### Dataset content
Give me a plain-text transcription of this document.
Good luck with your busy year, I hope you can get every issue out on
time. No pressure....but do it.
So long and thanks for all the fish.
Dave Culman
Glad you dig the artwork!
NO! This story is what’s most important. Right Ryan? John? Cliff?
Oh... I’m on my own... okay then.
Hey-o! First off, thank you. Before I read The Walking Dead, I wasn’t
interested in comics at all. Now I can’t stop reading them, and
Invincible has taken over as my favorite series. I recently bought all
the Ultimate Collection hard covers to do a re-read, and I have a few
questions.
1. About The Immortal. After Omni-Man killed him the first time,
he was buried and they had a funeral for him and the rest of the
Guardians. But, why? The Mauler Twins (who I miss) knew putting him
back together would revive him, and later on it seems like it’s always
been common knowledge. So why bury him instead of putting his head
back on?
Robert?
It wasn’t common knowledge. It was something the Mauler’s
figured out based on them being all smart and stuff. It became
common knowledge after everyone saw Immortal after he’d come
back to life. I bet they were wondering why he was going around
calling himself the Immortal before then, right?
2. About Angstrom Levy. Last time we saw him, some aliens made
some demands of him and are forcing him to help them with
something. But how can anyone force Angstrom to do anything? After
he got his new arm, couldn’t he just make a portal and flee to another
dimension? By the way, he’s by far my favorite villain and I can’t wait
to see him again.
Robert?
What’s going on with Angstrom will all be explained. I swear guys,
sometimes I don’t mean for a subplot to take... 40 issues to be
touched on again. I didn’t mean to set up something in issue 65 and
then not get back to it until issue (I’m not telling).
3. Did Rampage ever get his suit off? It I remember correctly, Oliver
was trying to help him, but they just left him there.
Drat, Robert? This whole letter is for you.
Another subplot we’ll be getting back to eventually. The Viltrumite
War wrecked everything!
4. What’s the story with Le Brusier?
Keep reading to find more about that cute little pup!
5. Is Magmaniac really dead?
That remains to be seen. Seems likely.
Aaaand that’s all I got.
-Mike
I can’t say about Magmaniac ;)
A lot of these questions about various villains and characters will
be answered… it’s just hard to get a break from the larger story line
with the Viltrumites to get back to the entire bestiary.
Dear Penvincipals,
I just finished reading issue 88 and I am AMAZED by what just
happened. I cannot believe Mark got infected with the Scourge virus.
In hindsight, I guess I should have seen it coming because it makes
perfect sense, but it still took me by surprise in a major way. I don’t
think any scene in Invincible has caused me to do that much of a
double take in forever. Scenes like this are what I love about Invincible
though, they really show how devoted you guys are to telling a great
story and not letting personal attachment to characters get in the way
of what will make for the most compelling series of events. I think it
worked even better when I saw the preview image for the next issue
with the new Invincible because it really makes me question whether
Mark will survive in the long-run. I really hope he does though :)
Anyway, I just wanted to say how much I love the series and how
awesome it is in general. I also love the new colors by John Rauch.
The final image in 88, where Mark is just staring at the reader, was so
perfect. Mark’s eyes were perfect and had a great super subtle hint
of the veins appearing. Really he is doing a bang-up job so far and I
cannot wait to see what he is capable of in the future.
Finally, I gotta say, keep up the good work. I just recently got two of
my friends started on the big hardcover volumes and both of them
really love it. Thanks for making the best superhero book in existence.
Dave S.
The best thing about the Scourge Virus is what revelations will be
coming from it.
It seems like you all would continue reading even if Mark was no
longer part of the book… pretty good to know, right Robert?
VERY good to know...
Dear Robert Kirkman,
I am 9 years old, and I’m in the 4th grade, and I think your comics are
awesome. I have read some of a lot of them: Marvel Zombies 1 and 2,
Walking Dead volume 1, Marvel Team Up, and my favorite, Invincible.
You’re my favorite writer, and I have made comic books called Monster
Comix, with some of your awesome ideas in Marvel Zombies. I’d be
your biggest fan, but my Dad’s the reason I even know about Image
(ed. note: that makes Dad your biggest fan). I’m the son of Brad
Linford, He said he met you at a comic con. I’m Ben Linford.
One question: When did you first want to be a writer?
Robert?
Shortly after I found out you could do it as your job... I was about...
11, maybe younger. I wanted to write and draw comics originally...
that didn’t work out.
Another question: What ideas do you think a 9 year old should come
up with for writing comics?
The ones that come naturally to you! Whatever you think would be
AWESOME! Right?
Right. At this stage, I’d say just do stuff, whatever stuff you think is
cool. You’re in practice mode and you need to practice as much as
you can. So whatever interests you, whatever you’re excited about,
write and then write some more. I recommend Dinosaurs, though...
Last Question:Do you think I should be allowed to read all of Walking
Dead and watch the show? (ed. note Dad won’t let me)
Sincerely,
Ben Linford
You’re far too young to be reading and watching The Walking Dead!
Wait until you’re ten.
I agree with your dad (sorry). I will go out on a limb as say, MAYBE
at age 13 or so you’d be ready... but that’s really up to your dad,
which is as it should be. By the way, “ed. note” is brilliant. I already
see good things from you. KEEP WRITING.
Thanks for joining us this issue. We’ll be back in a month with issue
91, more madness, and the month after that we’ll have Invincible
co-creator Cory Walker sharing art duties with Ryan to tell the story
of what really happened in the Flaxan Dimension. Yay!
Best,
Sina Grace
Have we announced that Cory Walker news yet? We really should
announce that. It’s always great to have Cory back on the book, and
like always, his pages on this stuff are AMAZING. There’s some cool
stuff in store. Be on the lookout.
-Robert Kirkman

### The problem
Whenever the word "wasn" shows up in a line of the entries above, copy that line.

### Problem solution
Hey-o! First off, thank you. Before I read The Walking Dead, I wasn’t
It wasn’t common knowledge. It was something the Mauler’s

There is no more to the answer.